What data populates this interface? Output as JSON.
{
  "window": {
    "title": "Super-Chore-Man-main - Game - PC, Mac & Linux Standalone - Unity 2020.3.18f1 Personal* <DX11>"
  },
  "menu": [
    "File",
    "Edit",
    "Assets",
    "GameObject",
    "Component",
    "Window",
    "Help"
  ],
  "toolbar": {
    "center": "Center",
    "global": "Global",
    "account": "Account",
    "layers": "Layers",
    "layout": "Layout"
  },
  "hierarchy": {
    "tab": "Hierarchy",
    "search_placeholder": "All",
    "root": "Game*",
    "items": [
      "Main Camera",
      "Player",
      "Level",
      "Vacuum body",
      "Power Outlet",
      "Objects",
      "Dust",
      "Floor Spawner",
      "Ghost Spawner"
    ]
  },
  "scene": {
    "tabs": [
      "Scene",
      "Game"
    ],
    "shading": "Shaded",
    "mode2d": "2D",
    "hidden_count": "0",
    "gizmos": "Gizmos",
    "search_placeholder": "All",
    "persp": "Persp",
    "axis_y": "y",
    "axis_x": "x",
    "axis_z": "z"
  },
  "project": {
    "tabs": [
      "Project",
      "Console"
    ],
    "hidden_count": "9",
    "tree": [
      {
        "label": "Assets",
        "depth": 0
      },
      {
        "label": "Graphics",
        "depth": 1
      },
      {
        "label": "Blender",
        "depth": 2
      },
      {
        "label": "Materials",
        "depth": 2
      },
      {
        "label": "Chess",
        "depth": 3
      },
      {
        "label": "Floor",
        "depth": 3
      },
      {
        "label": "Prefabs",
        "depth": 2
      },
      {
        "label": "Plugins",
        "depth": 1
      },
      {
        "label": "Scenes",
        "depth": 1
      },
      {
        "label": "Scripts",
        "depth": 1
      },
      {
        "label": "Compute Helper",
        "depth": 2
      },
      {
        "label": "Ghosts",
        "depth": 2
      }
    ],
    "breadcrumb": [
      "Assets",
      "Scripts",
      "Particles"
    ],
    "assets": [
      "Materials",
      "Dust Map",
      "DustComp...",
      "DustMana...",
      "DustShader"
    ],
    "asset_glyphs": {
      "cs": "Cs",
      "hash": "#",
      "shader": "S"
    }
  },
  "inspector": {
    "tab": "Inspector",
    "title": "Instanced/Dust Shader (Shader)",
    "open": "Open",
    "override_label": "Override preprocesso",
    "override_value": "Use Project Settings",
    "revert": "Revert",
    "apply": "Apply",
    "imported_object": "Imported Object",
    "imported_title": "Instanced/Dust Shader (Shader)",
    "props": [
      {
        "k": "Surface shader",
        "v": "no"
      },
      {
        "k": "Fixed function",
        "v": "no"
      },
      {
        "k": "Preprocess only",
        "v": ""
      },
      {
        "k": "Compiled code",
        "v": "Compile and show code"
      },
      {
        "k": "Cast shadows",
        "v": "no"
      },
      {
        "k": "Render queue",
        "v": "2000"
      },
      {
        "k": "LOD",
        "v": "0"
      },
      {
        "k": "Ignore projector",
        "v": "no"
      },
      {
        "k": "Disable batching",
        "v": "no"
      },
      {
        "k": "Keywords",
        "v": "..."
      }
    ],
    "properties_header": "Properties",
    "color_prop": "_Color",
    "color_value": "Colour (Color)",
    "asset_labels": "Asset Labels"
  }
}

——

● **Work instructions**: Exactly reproduce every line found in the records.

● **Answer to this task**:
What data populates this interface? Output as JSON.
{
  "window": {
    "title": "Super-Chore-Man-main - Game - PC, Mac & Linux Standalone - Unity 2020.3.18f1 Personal* <DX11>"
  },
  "menu": [
    "File",
    "Edit",
    "Assets",
    "GameObject",
    "Component",
    "Window",
    "Help"
  ],
  "toolbar": {
    "center": "Center",
    "global": "Global",
    "account": "Account",
    "layers": "Layers",
    "layout": "Layout"
  },
  "hierarchy": {
    "tab": "Hierarchy",
    "search_placeholder": "All",
    "root": "Game*",
    "items": [
      "Main Camera",
      "Player",
      "Level",
      "Vacuum body",
      "Power Outlet",
      "Objects",
      "Dust",
      "Floor Spawner",
      "Ghost Spawner"
    ]
  },
  "scene": {
    "tabs": [
      "Scene",
      "Game"
    ],
    "shading": "Shaded",
    "mode2d": "2D",
    "hidden_count": "0",
    "gizmos": "Gizmos",
    "search_placeholder": "All",
    "persp": "Persp",
    "axis_y": "y",
    "axis_x": "x",
    "axis_z": "z"
  },
  "project": {
    "tabs": [
      "Project",
      "Console"
    ],
    "hidden_count": "9",
    "tree": [
      {
        "label": "Assets",
        "depth": 0
      },
      {
        "label": "Graphics",
        "depth": 1
      },
      {
        "label": "Blender",
        "depth": 2
      },
      {
        "label": "Materials",
        "depth": 2
      },
      {
        "label": "Chess",
        "depth": 3
      },
      {
        "label": "Floor",
        "depth": 3
      },
      {
        "label": "Prefabs",
        "depth": 2
      },
      {
        "label": "Plugins",
        "depth": 1
      },
      {
        "label": "Scenes",
        "depth": 1
      },
      {
        "label": "Scripts",
        "depth": 1
      },
      {
        "label": "Compute Helper",
        "depth": 2
      },
      {
        "label": "Ghosts",
        "depth": 2
      }
    ],
    "breadcrumb": [
      "Assets",
      "Scripts",
      "Particles"
    ],
    "assets": [
      "Materials",
      "Dust Map",
      "DustComp...",
      "DustMana...",
      "DustShader"
    ],
    "asset_glyphs": {
      "cs": "Cs",
      "hash": "#",
      "shader": "S"
    }
  },
  "inspector": {
    "tab": "Inspector",
    "title": "Instanced/Dust Shader (Shader)",
    "open": "Open",
    "override_label": "Override preprocesso",
    "override_value": "Use Project Settings",
    "revert": "Revert",
    "apply": "Apply",
    "imported_object": "Imported Object",
    "imported_title": "Instanced/Dust Shader (Shader)",
    "props": [
      {
        "k": "Surface shader",
        "v": "no"
      },
      {
        "k": "Fixed function",
        "v": "no"
      },
      {
        "k": "Preprocess only",
        "v": ""
      },
      {
        "k": "Compiled code",
        "v": "Compile and show code"
      },
      {
        "k": "Cast shadows",
        "v": "no"
      },
      {
        "k": "Render queue",
        "v": "2000"
      },
      {
        "k": "LOD",
        "v": "0"
      },
      {
        "k": "Ignore projector",
        "v": "no"
      },
      {
        "k": "Disable batching",
        "v": "no"
      },
      {
        "k": "Keywords",
        "v": "..."
      }
    ],
    "properties_header": "Properties",
    "color_prop": "_Color",
    "color_value": "Colour (Color)",
    "asset_labels": "Asset Labels"
  }
}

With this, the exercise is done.